> _Set problem_: Copy the data below word for word, starting at its first line and ending with the line that contains "y-tick-label: .015 [615,216,642,232]", with that line included.
[Begin Record excerpts]
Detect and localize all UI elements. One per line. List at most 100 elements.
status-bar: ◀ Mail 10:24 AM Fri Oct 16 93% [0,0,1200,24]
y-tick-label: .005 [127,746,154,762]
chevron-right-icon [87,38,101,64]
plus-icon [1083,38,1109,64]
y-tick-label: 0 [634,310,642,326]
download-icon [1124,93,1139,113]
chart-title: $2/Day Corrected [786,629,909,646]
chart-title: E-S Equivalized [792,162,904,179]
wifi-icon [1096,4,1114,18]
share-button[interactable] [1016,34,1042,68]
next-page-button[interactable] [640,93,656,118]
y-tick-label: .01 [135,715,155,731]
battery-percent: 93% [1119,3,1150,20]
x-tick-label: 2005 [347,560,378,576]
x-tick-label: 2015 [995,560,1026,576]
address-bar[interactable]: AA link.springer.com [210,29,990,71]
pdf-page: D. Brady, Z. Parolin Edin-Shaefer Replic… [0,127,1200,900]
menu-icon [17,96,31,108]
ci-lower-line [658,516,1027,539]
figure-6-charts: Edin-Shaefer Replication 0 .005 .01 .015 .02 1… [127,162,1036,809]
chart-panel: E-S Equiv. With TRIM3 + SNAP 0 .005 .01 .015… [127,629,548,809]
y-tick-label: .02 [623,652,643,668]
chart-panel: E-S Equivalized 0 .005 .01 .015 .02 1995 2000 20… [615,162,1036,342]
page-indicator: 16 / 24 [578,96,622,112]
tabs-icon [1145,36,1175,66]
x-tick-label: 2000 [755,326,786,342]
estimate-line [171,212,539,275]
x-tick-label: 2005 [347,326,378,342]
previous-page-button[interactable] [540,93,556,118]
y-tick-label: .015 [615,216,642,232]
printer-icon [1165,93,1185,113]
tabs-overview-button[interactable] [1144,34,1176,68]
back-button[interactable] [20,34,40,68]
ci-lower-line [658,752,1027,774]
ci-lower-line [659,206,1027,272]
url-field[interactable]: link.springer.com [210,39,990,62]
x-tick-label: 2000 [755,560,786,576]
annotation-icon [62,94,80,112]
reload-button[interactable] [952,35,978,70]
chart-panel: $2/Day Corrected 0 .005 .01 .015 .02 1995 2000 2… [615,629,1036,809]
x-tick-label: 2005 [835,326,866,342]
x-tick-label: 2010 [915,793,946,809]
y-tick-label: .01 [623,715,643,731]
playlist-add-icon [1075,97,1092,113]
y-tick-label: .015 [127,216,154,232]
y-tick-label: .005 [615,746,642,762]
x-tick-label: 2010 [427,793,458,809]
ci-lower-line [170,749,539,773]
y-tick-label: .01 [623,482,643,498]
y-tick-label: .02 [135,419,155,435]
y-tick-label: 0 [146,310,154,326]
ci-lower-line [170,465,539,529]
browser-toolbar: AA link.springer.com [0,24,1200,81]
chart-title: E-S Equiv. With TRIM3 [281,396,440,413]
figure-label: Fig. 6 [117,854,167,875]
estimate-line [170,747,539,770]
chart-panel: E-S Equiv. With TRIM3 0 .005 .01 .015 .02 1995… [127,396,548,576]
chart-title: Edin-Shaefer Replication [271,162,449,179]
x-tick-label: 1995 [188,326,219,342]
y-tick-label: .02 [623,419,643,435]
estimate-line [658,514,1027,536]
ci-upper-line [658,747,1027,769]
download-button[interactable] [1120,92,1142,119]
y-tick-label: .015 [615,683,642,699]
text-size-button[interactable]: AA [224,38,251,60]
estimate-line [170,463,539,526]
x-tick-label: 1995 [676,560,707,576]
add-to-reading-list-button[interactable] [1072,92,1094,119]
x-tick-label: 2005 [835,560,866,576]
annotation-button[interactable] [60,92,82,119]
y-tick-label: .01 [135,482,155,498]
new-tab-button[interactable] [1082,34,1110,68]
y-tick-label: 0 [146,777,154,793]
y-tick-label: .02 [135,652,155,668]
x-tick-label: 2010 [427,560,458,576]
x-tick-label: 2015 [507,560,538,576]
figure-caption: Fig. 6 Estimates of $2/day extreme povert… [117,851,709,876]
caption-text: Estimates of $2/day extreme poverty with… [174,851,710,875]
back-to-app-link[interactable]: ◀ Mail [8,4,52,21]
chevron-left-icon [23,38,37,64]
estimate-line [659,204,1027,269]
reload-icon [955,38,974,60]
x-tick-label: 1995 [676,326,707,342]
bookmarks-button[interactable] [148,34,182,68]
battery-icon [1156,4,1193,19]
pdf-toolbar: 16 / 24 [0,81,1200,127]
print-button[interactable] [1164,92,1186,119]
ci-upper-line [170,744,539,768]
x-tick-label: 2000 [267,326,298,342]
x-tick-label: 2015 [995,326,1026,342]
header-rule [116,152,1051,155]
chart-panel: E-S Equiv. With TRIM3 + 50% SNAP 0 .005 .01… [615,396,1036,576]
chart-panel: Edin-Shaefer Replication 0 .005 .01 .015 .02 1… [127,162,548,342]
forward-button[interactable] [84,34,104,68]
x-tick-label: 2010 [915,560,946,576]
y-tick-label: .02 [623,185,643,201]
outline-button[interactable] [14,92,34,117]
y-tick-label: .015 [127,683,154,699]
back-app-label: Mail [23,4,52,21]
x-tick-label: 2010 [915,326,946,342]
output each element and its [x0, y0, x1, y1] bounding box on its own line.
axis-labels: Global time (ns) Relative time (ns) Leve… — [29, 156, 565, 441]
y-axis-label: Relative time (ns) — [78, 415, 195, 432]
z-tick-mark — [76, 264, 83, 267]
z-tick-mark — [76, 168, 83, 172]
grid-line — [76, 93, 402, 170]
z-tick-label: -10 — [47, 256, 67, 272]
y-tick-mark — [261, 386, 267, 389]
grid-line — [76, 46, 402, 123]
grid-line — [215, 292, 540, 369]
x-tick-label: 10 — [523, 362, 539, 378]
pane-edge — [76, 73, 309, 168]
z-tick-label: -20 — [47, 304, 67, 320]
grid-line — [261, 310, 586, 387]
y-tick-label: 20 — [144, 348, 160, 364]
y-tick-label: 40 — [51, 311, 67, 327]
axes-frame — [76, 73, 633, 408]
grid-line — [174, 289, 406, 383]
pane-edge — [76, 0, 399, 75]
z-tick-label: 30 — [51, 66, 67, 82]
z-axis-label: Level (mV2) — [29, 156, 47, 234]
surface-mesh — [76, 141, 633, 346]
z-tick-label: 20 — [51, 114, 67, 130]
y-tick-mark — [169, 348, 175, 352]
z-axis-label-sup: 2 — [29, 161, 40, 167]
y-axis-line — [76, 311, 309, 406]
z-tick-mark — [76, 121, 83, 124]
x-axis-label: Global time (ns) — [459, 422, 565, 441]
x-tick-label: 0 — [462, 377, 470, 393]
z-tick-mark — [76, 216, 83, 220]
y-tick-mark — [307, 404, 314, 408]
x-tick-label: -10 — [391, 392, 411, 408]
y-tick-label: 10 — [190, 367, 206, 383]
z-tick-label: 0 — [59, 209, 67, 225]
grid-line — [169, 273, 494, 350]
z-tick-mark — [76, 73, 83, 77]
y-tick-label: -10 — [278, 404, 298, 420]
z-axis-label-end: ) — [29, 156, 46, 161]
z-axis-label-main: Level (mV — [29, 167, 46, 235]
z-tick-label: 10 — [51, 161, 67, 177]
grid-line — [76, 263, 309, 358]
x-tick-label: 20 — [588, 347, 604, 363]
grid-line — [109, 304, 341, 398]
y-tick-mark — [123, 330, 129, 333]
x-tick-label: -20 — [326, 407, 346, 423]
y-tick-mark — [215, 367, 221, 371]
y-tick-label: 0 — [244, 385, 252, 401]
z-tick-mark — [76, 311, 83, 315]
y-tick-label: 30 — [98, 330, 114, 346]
[End Record excerpts]
> _Response for this exercise_:
Detect and localize all UI elements. One per line. List at most 100 elements.
status-bar: ◀ Mail 10:24 AM Fri Oct 16 93% [0,0,1200,24]
y-tick-label: .005 [127,746,154,762]
chevron-right-icon [87,38,101,64]
plus-icon [1083,38,1109,64]
y-tick-label: 0 [634,310,642,326]
download-icon [1124,93,1139,113]
chart-title: $2/Day Corrected [786,629,909,646]
chart-title: E-S Equivalized [792,162,904,179]
wifi-icon [1096,4,1114,18]
share-button[interactable] [1016,34,1042,68]
next-page-button[interactable] [640,93,656,118]
y-tick-label: .01 [135,715,155,731]
battery-percent: 93% [1119,3,1150,20]
x-tick-label: 2005 [347,560,378,576]
x-tick-label: 2015 [995,560,1026,576]
address-bar[interactable]: AA link.springer.com [210,29,990,71]
pdf-page: D. Brady, Z. Parolin Edin-Shaefer Replic… [0,127,1200,900]
menu-icon [17,96,31,108]
ci-lower-line [658,516,1027,539]
figure-6-charts: Edin-Shaefer Replication 0 .005 .01 .015 .02 1… [127,162,1036,809]
chart-panel: E-S Equiv. With TRIM3 + SNAP 0 .005 .01 .015… [127,629,548,809]
y-tick-label: .02 [623,652,643,668]
chart-panel: E-S Equivalized 0 .005 .01 .015 .02 1995 2000 20… [615,162,1036,342]
page-indicator: 16 / 24 [578,96,622,112]
tabs-icon [1145,36,1175,66]
x-tick-label: 2000 [755,326,786,342]
estimate-line [171,212,539,275]
x-tick-label: 2005 [347,326,378,342]
previous-page-button[interactable] [540,93,556,118]
y-tick-label: .015 [615,216,642,232]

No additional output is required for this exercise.